── WORKING DATA
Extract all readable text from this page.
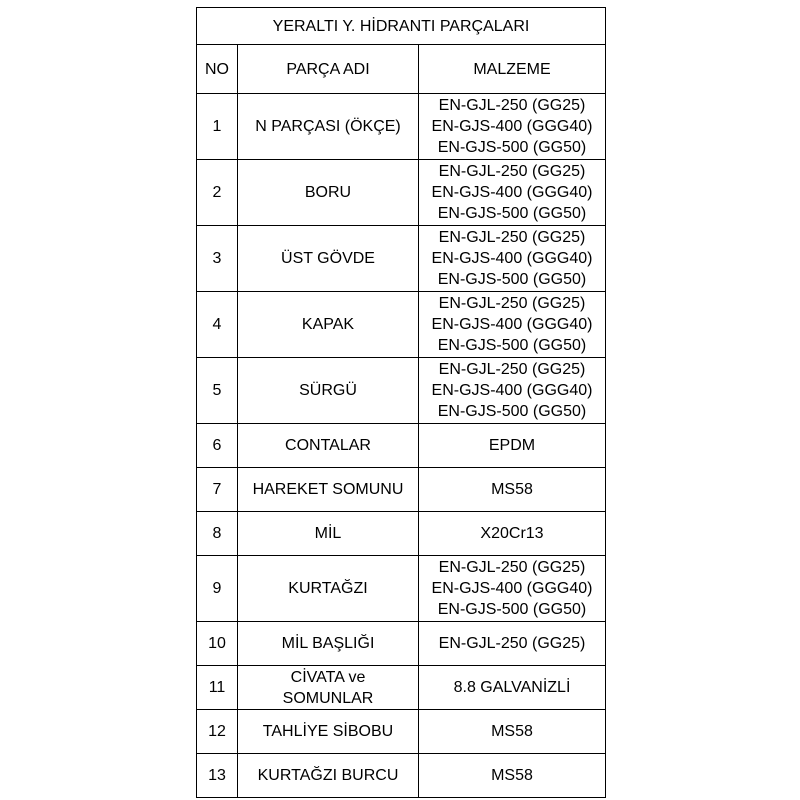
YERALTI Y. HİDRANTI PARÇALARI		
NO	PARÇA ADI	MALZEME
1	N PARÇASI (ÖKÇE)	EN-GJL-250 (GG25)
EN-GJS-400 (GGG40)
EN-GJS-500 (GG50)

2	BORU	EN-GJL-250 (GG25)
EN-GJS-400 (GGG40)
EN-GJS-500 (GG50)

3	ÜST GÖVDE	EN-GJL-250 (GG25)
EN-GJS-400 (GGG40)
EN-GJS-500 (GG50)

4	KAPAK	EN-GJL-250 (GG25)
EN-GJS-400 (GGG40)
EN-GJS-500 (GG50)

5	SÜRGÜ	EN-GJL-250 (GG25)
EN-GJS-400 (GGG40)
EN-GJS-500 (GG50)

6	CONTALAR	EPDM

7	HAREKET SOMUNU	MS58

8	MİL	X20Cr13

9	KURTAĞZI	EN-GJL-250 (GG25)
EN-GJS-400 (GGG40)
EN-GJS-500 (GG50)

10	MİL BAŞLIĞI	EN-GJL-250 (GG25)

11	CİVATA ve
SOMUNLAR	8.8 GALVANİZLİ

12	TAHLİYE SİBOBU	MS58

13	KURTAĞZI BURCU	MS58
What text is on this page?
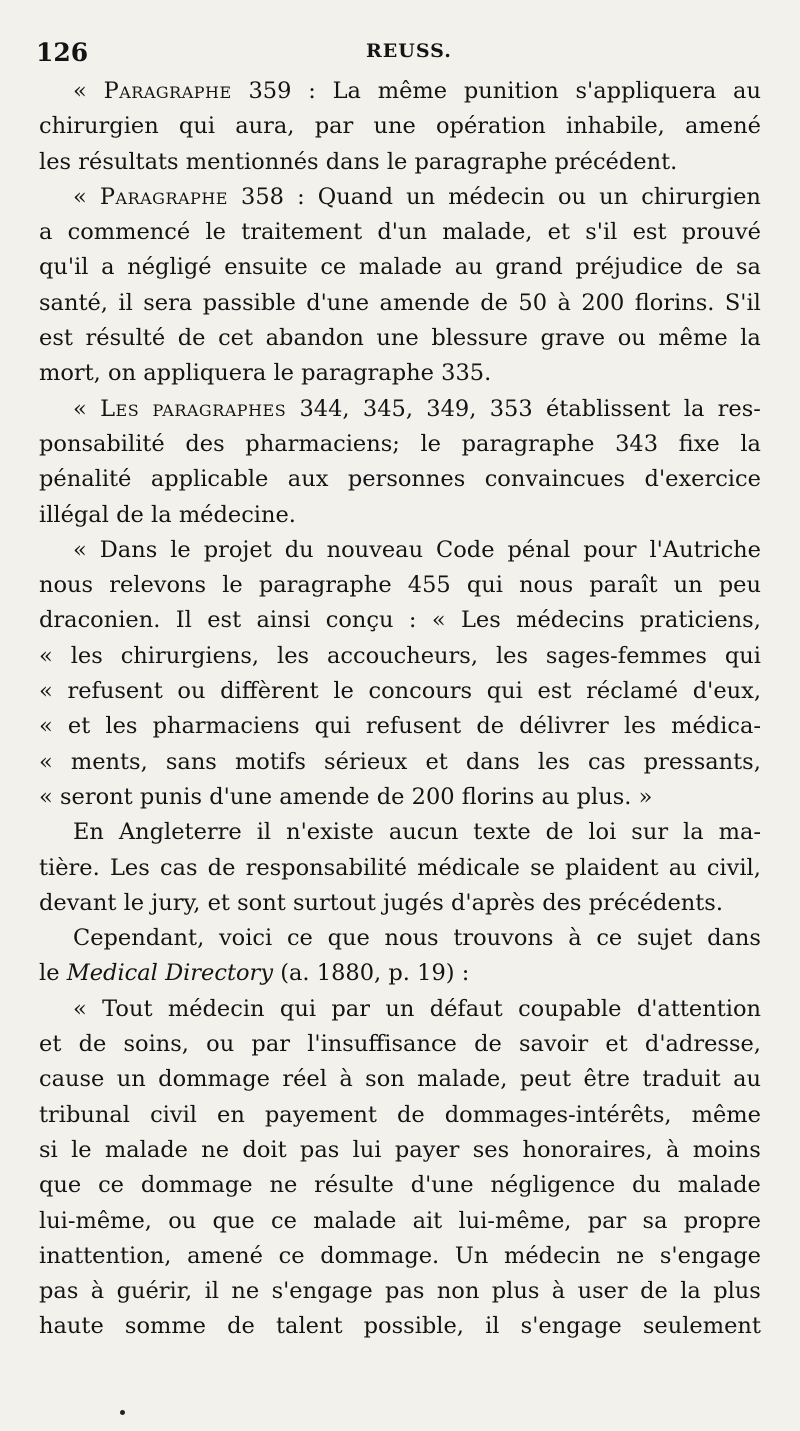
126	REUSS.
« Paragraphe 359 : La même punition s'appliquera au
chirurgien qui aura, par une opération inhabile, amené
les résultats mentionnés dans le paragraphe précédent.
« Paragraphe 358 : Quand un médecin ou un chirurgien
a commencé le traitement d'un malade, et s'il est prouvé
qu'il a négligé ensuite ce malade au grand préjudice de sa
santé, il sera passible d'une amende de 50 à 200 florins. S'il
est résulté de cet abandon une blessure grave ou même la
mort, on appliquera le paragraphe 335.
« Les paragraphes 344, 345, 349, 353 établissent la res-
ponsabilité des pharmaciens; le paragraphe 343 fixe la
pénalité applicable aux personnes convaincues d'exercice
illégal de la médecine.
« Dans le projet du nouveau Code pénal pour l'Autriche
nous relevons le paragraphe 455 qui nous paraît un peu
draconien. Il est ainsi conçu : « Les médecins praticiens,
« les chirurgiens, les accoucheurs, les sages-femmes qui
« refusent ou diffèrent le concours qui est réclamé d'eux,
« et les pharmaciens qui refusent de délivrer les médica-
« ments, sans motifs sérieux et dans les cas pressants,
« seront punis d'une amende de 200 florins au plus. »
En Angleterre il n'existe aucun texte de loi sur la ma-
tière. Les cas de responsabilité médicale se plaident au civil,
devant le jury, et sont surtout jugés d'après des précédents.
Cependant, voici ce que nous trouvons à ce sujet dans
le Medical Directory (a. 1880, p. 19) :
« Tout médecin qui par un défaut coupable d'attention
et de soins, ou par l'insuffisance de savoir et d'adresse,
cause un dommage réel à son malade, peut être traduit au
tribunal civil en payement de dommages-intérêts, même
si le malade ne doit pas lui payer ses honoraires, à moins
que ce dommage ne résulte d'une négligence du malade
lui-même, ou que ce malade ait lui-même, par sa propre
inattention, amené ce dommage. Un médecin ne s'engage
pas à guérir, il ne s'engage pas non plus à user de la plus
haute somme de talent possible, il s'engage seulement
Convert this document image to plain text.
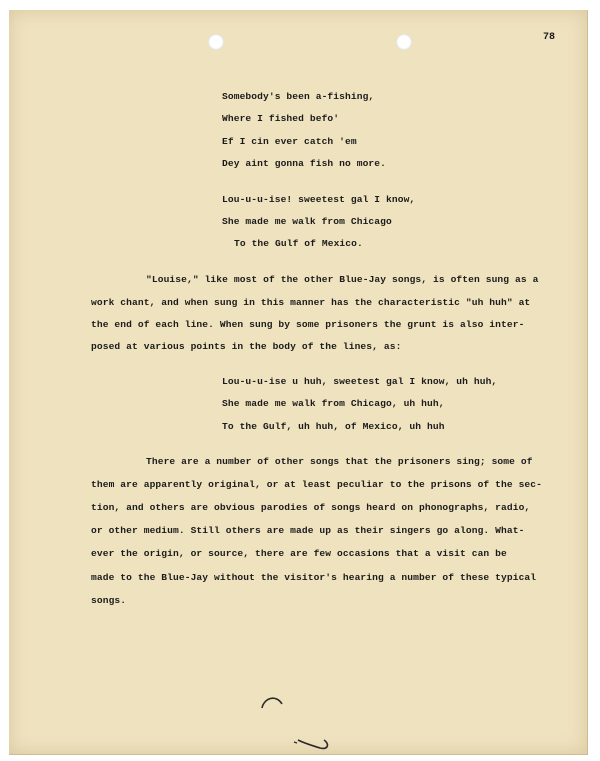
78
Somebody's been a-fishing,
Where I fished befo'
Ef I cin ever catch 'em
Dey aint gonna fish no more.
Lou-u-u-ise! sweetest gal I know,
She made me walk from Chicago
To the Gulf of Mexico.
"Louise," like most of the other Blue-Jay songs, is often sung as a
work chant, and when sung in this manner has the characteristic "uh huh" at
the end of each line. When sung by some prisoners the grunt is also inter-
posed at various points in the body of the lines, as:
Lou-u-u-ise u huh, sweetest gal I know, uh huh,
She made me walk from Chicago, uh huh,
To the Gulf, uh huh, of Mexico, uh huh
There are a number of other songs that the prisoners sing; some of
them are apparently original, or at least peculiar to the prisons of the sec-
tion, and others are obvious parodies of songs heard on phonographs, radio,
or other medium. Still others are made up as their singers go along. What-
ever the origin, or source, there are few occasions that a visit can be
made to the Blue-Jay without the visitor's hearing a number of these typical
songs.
────
**PROBLEM REQUIREMENTS**
The pictures in the entries should be left out; output everything else exactly.

**RESPONSE**
Extract all readable text from this page.
YERALTI Y. HİDRANTI PARÇALARI		
NO	PARÇA ADI	MALZEME
1	N PARÇASI (ÖKÇE)	EN-GJL-250 (GG25)
EN-GJS-400 (GGG40)
EN-GJS-500 (GG50)

2	BORU	EN-GJL-250 (GG25)
EN-GJS-400 (GGG40)
EN-GJS-500 (GG50)

3	ÜST GÖVDE	EN-GJL-250 (GG25)
EN-GJS-400 (GGG40)
EN-GJS-500 (GG50)

4	KAPAK	EN-GJL-250 (GG25)
EN-GJS-400 (GGG40)
EN-GJS-500 (GG50)

5	SÜRGÜ	EN-GJL-250 (GG25)
EN-GJS-400 (GGG40)
EN-GJS-500 (GG50)

6	CONTALAR	EPDM

7	HAREKET SOMUNU	MS58

8	MİL	X20Cr13

9	KURTAĞZI	EN-GJL-250 (GG25)
EN-GJS-400 (GGG40)
EN-GJS-500 (GG50)

10	MİL BAŞLIĞI	EN-GJL-250 (GG25)

11	CİVATA ve
SOMUNLAR	8.8 GALVANİZLİ

12	TAHLİYE SİBOBU	MS58

13	KURTAĞZI BURCU	MS58
What text is on this page?
126	REUSS.
« Paragraphe 359 : La même punition s'appliquera au
chirurgien qui aura, par une opération inhabile, amené
les résultats mentionnés dans le paragraphe précédent.
« Paragraphe 358 : Quand un médecin ou un chirurgien
a commencé le traitement d'un malade, et s'il est prouvé
qu'il a négligé ensuite ce malade au grand préjudice de sa
santé, il sera passible d'une amende de 50 à 200 florins. S'il
est résulté de cet abandon une blessure grave ou même la
mort, on appliquera le paragraphe 335.
« Les paragraphes 344, 345, 349, 353 établissent la res-
ponsabilité des pharmaciens; le paragraphe 343 fixe la
pénalité applicable aux personnes convaincues d'exercice
illégal de la médecine.
« Dans le projet du nouveau Code pénal pour l'Autriche
nous relevons le paragraphe 455 qui nous paraît un peu
draconien. Il est ainsi conçu : « Les médecins praticiens,
« les chirurgiens, les accoucheurs, les sages-femmes qui
« refusent ou diffèrent le concours qui est réclamé d'eux,
« et les pharmaciens qui refusent de délivrer les médica-
« ments, sans motifs sérieux et dans les cas pressants,
« seront punis d'une amende de 200 florins au plus. »
En Angleterre il n'existe aucun texte de loi sur la ma-
tière. Les cas de responsabilité médicale se plaident au civil,
devant le jury, et sont surtout jugés d'après des précédents.
Cependant, voici ce que nous trouvons à ce sujet dans
le Medical Directory (a. 1880, p. 19) :
« Tout médecin qui par un défaut coupable d'attention
et de soins, ou par l'insuffisance de savoir et d'adresse,
cause un dommage réel à son malade, peut être traduit au
tribunal civil en payement de dommages-intérêts, même
si le malade ne doit pas lui payer ses honoraires, à moins
que ce dommage ne résulte d'une négligence du malade
lui-même, ou que ce malade ait lui-même, par sa propre
inattention, amené ce dommage. Un médecin ne s'engage
pas à guérir, il ne s'engage pas non plus à user de la plus
haute somme de talent possible, il s'engage seulement
Convert this document image to plain text.
78
Somebody's been a-fishing,
Where I fished befo'
Ef I cin ever catch 'em
Dey aint gonna fish no more.
Lou-u-u-ise! sweetest gal I know,
She made me walk from Chicago
To the Gulf of Mexico.
"Louise," like most of the other Blue-Jay songs, is often sung as a
work chant, and when sung in this manner has the characteristic "uh huh" at
the end of each line. When sung by some prisoners the grunt is also inter-
posed at various points in the body of the lines, as:
Lou-u-u-ise u huh, sweetest gal I know, uh huh,
She made me walk from Chicago, uh huh,
To the Gulf, uh huh, of Mexico, uh huh
There are a number of other songs that the prisoners sing; some of
them are apparently original, or at least peculiar to the prisons of the sec-
tion, and others are obvious parodies of songs heard on phonographs, radio,
or other medium. Still others are made up as their singers go along. What-
ever the origin, or source, there are few occasions that a visit can be
made to the Blue-Jay without the visitor's hearing a number of these typical
songs.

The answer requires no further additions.